Your tasks:
- 1) Quote the section of the commentary on the teaching autopsy between "I share O'Grady's" and "the undergraduate experience.", inclusive.
- 2) Using the commentary on the teaching autopsy, answer:
(a) About what share of autopsies in the United Kingdom are coroner's cases?
(b) Which of the Coroner's Rules is cited as leaving attendance at the discretion of the coroner?
(c) What position does the author hold at the Royal College of Pathologists?

Document text:
((

Intended for healthcare professionals

Commentary

Resuscitating the teaching autopsy

BMJ 2003; 327 doi: https://doi.org/10.1136/bmj.327.7418.803 (Published 02 October 2003) Cite this as: BMJ 2003;327:803
  1. James Underwood (jceu{at}sheffield.ac.uk), professor of pathology1
  1. 1 School of Medicine and Biomedical Science, University of Sheffield, Sheffield S10 2RX

    O'Grady rightly laments the exclusion of students from coroner's autopsies in New Zealand. With the worrying decline in the hospital autopsy rate, coroner's cases (about 90% of autopsies in the United Kingdom) are now the main opportunity for medical student teaching.

    I am not aware of any similar restriction in the United Kingdom, and there is nothing in the Coroner's Rules 1984 that would automatically prohibit medical students, nurses, or police trainees from attending. Coroner's Rule 7(4) is relevant: “Nothing in the foregoing provisions of this Rule shall be deemed to limit the discretion of the coroner to notify any person of the date, hour and place at which a post-mortem examination will be made and to permit him to attend the examination.” Coroners are thus empowered to decide who may attend; this may be on an individual case basis or according to a general agreement between the pathologist and coroner.

    Those attending autopsies must, of course, respect the medical confidentiality of the deceased and his or her family. They should also understand that information gleaned from the autopsy about the case is, in a sense, owned and controlled by the coroner. Furthermore, although students can attend as observers, pathologists can make examinations only that will contribute to determination of the cause of death. They cannot extend the autopsy dissection and examination solely to serve the learning needs of medical students.

    Public concerns

    The New Zealand situation has arisen because of legitimate public concerns about organ retention. However, banning students from autopsies ultimately risks worsening the discomfort of bereaved families. Relatives naturally turn to doctors and other healthcare professionals for help and advice when they are asked to consent to an autopsy or one is required by law. With coroner's autopsies now being the main opportunity for learning about the medical examination of the body after death, the new generation of doctors will find themselves struggling to explain a procedure they have rarely or never witnessed.

    I share O'Grady's enthusiasm for the autopsy as a teaching medium. Zealous overinterpretation of coroner's legislation is not the only factor contributing to the moribund state of the teaching autopsy. Many mortuaries are dilapidated or poorly designed with inadequate viewing facilities. In the United Kingdom, perhaps autopsy education should feature in the training of preregistration and junior house officers, thus remedying the deficiencies of the undergraduate experience.

    The root cause of the New Zealand situation is apparently a belief that bereaved relatives might resent students witnessing the autopsy. My experience of families deeply affected by organ retention is that their objection is not necessarily to what was done but that it had been done without their knowledge or, where required, their agreement. There will be exceptions, but bereaved people generally want some good to come from their grief. If medical students can learn from the death, it may be some consolation that future patients could benefit.

    Footnotes

    • Competing interests I am President of the Royal College of Pathologists and led the production of the college's guidelines on organ retention (2000). I am an observer on the Retained Organs Commission and am paid to do coroner's autopsies.

))

Study material:
((

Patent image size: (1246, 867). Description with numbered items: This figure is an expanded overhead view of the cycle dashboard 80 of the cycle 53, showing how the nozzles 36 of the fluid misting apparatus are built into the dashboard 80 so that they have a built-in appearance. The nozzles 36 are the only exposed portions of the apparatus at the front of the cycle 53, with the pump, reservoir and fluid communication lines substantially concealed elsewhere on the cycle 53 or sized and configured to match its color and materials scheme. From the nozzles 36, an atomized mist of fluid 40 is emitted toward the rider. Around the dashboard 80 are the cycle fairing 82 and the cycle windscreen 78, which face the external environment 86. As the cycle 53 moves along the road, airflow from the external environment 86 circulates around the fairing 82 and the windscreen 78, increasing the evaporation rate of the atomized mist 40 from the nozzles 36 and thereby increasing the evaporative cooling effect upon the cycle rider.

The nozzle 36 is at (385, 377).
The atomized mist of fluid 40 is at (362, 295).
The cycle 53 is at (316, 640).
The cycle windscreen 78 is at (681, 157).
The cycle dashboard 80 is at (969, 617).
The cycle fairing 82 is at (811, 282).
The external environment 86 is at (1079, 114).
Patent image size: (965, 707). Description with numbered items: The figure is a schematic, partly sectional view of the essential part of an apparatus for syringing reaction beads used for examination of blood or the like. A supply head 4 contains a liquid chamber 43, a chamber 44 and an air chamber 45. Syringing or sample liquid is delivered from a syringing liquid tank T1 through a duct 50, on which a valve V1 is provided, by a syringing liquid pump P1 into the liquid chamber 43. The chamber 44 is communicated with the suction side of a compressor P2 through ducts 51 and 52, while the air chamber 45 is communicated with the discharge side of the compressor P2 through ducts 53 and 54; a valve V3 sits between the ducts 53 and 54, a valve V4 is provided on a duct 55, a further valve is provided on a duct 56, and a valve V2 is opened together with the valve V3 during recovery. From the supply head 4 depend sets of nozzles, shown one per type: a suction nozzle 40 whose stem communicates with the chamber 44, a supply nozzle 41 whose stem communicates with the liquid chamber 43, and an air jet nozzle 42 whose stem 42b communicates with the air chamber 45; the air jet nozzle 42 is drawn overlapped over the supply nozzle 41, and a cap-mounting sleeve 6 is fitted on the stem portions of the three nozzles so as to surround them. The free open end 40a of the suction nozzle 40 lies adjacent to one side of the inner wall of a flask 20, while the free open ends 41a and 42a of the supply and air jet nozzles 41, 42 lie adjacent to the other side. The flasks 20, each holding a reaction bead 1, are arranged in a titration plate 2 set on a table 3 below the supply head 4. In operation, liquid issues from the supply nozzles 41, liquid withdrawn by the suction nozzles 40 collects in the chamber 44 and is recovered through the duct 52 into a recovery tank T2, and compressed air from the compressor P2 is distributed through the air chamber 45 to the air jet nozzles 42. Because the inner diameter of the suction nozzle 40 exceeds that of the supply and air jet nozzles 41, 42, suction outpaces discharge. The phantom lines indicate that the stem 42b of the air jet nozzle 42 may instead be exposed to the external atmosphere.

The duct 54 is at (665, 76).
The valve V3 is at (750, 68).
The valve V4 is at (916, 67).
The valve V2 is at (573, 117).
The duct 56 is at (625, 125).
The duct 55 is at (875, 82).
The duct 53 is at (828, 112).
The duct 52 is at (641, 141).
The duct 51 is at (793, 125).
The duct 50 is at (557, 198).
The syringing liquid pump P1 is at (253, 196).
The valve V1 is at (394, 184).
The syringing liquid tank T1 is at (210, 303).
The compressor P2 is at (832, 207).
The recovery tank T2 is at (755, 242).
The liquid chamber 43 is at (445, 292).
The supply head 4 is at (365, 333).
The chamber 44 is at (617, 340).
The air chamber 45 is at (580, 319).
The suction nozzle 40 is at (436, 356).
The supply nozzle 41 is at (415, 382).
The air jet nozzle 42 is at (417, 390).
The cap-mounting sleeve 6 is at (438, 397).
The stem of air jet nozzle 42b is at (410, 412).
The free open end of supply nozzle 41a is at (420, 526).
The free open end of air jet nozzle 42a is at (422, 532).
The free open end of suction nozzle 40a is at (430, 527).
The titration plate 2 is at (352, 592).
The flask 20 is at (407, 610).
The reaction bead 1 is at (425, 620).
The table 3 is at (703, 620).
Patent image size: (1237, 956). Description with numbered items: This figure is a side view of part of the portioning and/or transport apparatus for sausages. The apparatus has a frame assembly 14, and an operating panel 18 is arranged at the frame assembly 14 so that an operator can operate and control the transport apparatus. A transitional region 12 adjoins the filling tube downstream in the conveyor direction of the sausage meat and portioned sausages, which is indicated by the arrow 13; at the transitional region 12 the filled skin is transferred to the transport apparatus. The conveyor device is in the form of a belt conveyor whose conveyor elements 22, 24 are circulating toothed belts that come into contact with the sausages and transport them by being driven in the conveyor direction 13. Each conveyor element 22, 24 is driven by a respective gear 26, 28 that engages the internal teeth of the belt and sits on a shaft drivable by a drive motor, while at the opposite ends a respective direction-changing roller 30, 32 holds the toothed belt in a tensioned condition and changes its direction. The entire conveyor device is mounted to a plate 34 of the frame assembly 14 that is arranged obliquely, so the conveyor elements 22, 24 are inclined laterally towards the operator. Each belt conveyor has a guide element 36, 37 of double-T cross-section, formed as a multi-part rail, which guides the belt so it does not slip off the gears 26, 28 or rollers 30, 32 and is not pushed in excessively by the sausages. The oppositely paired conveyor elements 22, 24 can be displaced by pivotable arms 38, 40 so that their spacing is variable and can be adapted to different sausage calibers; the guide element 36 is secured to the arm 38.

))

Solutions to each task:
- 1)
I share O'Grady's enthusiasm for the autopsy as a teaching medium. Zealous overinterpretation of coroner's legislation is not the only factor contributing to the moribund state of the teaching autopsy. Many mortuaries are dilapidated or poorly designed with inadequate viewing facilities. In the United Kingdom, perhaps autopsy education should feature in the training of preregistration and junior house officers, thus remedying the deficiencies of the undergraduate experience.

- 2)
(a) About 90%.
(b) Rule 7(4).
(c) President.